__Task goal__. All of the lines below are to be printed again exactly; images are excluded from the output.
[begin Extracted entries]
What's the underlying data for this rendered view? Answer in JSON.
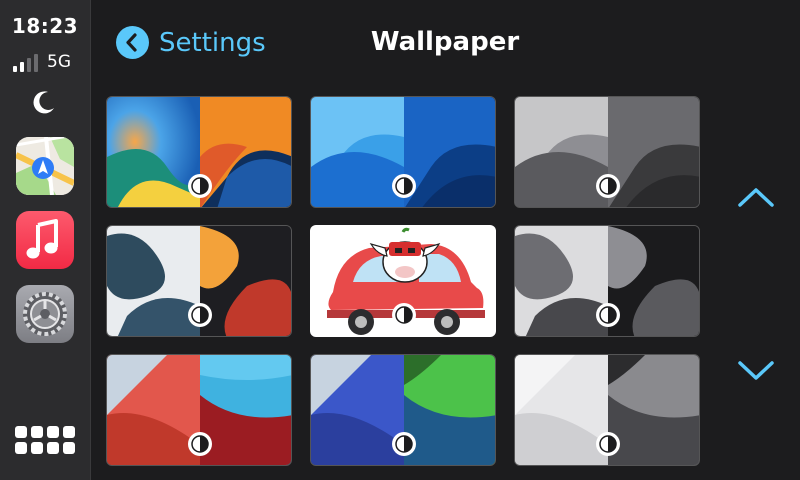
{
  "status": {
    "time": "18:23",
    "network": "5G",
    "signal_bars": 2,
    "signal_bars_total": 4
  },
  "sidebar": {
    "apps": [
      {
        "name": "Maps",
        "icon": "maps-icon"
      },
      {
        "name": "Music",
        "icon": "music-icon"
      },
      {
        "name": "Settings",
        "icon": "settings-gear-icon"
      }
    ],
    "home_icon": "app-grid-icon"
  },
  "header": {
    "back_label": "Settings",
    "title": "Wallpaper"
  },
  "wallpapers": [
    {
      "id": "bloom-color",
      "icon": "appearance-mode-icon"
    },
    {
      "id": "bloom-blue",
      "icon": "appearance-mode-icon"
    },
    {
      "id": "bloom-gray",
      "icon": "appearance-mode-icon"
    },
    {
      "id": "blob-orange",
      "icon": "appearance-mode-icon"
    },
    {
      "id": "cow-car",
      "icon": "appearance-mode-icon"
    },
    {
      "id": "blob-gray",
      "icon": "appearance-mode-icon"
    },
    {
      "id": "wave-red",
      "icon": "appearance-mode-icon"
    },
    {
      "id": "wave-green",
      "icon": "appearance-mode-icon"
    },
    {
      "id": "wave-silver",
      "icon": "appearance-mode-icon"
    }
  ],
  "colors": {
    "accent": "#5ac8fa",
    "background": "#1c1c1e",
    "sidebar": "#2c2c2e"
  }
}
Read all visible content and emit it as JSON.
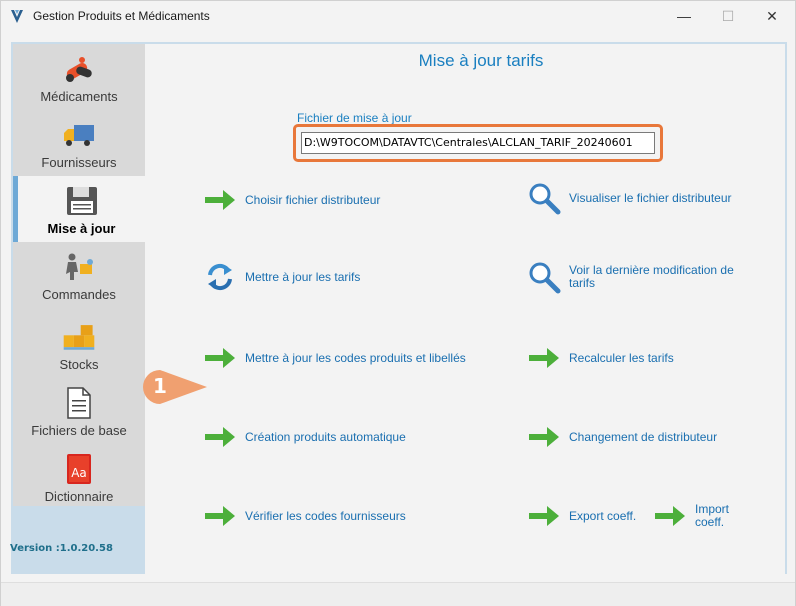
{
  "window": {
    "title": "Gestion Produits et Médicaments",
    "minimize_glyph": "—",
    "maximize_glyph": "☐",
    "close_glyph": "✕"
  },
  "sidebar": {
    "items": [
      {
        "label": "Médicaments",
        "icon": "pills-icon"
      },
      {
        "label": "Fournisseurs",
        "icon": "truck-icon"
      },
      {
        "label": "Mise à jour",
        "icon": "floppy-disk-icon",
        "active": true
      },
      {
        "label": "Commandes",
        "icon": "delivery-person-icon"
      },
      {
        "label": "Stocks",
        "icon": "boxes-icon"
      },
      {
        "label": "Fichiers de base",
        "icon": "document-icon"
      },
      {
        "label": "Dictionnaire",
        "icon": "dictionary-icon"
      }
    ]
  },
  "version": "Version :1.0.20.58",
  "main": {
    "title": "Mise à jour tarifs",
    "file_label": "Fichier de mise à jour",
    "file_value": "D:\\W9TOCOM\\DATAVTC\\Centrales\\ALCLAN_TARIF_20240601",
    "actions_left": [
      {
        "label": "Choisir fichier distributeur",
        "icon": "green-arrow-icon"
      },
      {
        "label": "Mettre à jour les tarifs",
        "icon": "refresh-icon"
      },
      {
        "label": "Mettre à jour les codes produits et libellés",
        "icon": "green-arrow-icon"
      },
      {
        "label": "Création produits automatique",
        "icon": "green-arrow-icon"
      },
      {
        "label": "Vérifier les codes fournisseurs",
        "icon": "green-arrow-icon"
      }
    ],
    "actions_right": [
      {
        "label": "Visualiser le fichier distributeur",
        "icon": "magnifier-icon"
      },
      {
        "label": "Voir la dernière modification de tarifs",
        "icon": "magnifier-icon"
      },
      {
        "label": "Recalculer les tarifs",
        "icon": "green-arrow-icon"
      },
      {
        "label": "Changement de distributeur",
        "icon": "green-arrow-icon"
      },
      {
        "label": "Export coeff.",
        "icon": "green-arrow-icon"
      },
      {
        "label": "Import coeff.",
        "icon": "green-arrow-icon"
      }
    ],
    "callout_number": "1"
  },
  "colors": {
    "accent": "#1a7fc0",
    "highlight_border": "#e8773a",
    "arrow_green": "#4caf3a",
    "badge_orange": "#f0a070"
  }
}
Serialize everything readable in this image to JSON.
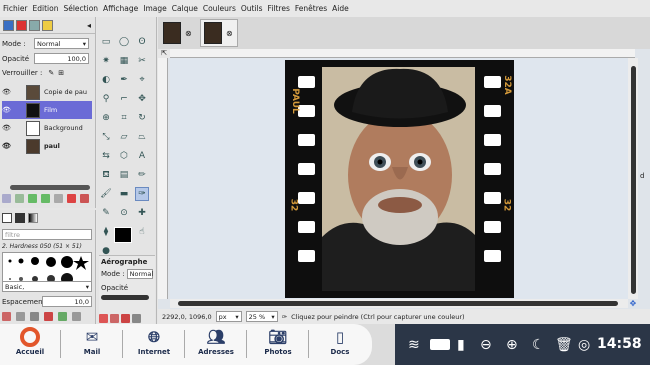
[end Extracted entries]
__Answer to the exercise__.
What's the underlying data for this rendered view? Answer in JSON.
{
  "status": {
    "time": "18:23",
    "network": "5G",
    "signal_bars": 2,
    "signal_bars_total": 4
  },
  "sidebar": {
    "apps": [
      {
        "name": "Maps",
        "icon": "maps-icon"
      },
      {
        "name": "Music",
        "icon": "music-icon"
      },
      {
        "name": "Settings",
        "icon": "settings-gear-icon"
      }
    ],
    "home_icon": "app-grid-icon"
  },
  "header": {
    "back_label": "Settings",
    "title": "Wallpaper"
  },
  "wallpapers": [
    {
      "id": "bloom-color",
      "icon": "appearance-mode-icon"
    },
    {
      "id": "bloom-blue",
      "icon": "appearance-mode-icon"
    },
    {
      "id": "bloom-gray",
      "icon": "appearance-mode-icon"
    },
    {
      "id": "blob-orange",
      "icon": "appearance-mode-icon"
    },
    {
      "id": "cow-car",
      "icon": "appearance-mode-icon"
    },
    {
      "id": "blob-gray",
      "icon": "appearance-mode-icon"
    },
    {
      "id": "wave-red",
      "icon": "appearance-mode-icon"
    },
    {
      "id": "wave-green",
      "icon": "appearance-mode-icon"
    },
    {
      "id": "wave-silver",
      "icon": "appearance-mode-icon"
    }
  ],
  "colors": {
    "accent": "#5ac8fa",
    "background": "#1c1c1e",
    "sidebar": "#2c2c2e"
  }
}
Read all visible content and emit it as JSON.
{
  "window": {
    "title": "Gestion Produits et Médicaments",
    "minimize_glyph": "—",
    "maximize_glyph": "☐",
    "close_glyph": "✕"
  },
  "sidebar": {
    "items": [
      {
        "label": "Médicaments",
        "icon": "pills-icon"
      },
      {
        "label": "Fournisseurs",
        "icon": "truck-icon"
      },
      {
        "label": "Mise à jour",
        "icon": "floppy-disk-icon",
        "active": true
      },
      {
        "label": "Commandes",
        "icon": "delivery-person-icon"
      },
      {
        "label": "Stocks",
        "icon": "boxes-icon"
      },
      {
        "label": "Fichiers de base",
        "icon": "document-icon"
      },
      {
        "label": "Dictionnaire",
        "icon": "dictionary-icon"
      }
    ]
  },
  "version": "Version :1.0.20.58",
  "main": {
    "title": "Mise à jour tarifs",
    "file_label": "Fichier de mise à jour",
    "file_value": "D:\\W9TOCOM\\DATAVTC\\Centrales\\ALCLAN_TARIF_20240601",
    "actions_left": [
      {
        "label": "Choisir fichier distributeur",
        "icon": "green-arrow-icon"
      },
      {
        "label": "Mettre à jour les tarifs",
        "icon": "refresh-icon"
      },
      {
        "label": "Mettre à jour les codes produits et libellés",
        "icon": "green-arrow-icon"
      },
      {
        "label": "Création produits automatique",
        "icon": "green-arrow-icon"
      },
      {
        "label": "Vérifier les codes fournisseurs",
        "icon": "green-arrow-icon"
      }
    ],
    "actions_right": [
      {
        "label": "Visualiser le fichier distributeur",
        "icon": "magnifier-icon"
      },
      {
        "label": "Voir la dernière modification de tarifs",
        "icon": "magnifier-icon"
      },
      {
        "label": "Recalculer les tarifs",
        "icon": "green-arrow-icon"
      },
      {
        "label": "Changement de distributeur",
        "icon": "green-arrow-icon"
      },
      {
        "label": "Export coeff.",
        "icon": "green-arrow-icon"
      },
      {
        "label": "Import coeff.",
        "icon": "green-arrow-icon"
      }
    ],
    "callout_number": "1"
  },
  "colors": {
    "accent": "#1a7fc0",
    "highlight_border": "#e8773a",
    "arrow_green": "#4caf3a",
    "badge_orange": "#f0a070"
  }
}
Serialize everything readable in this image to JSON.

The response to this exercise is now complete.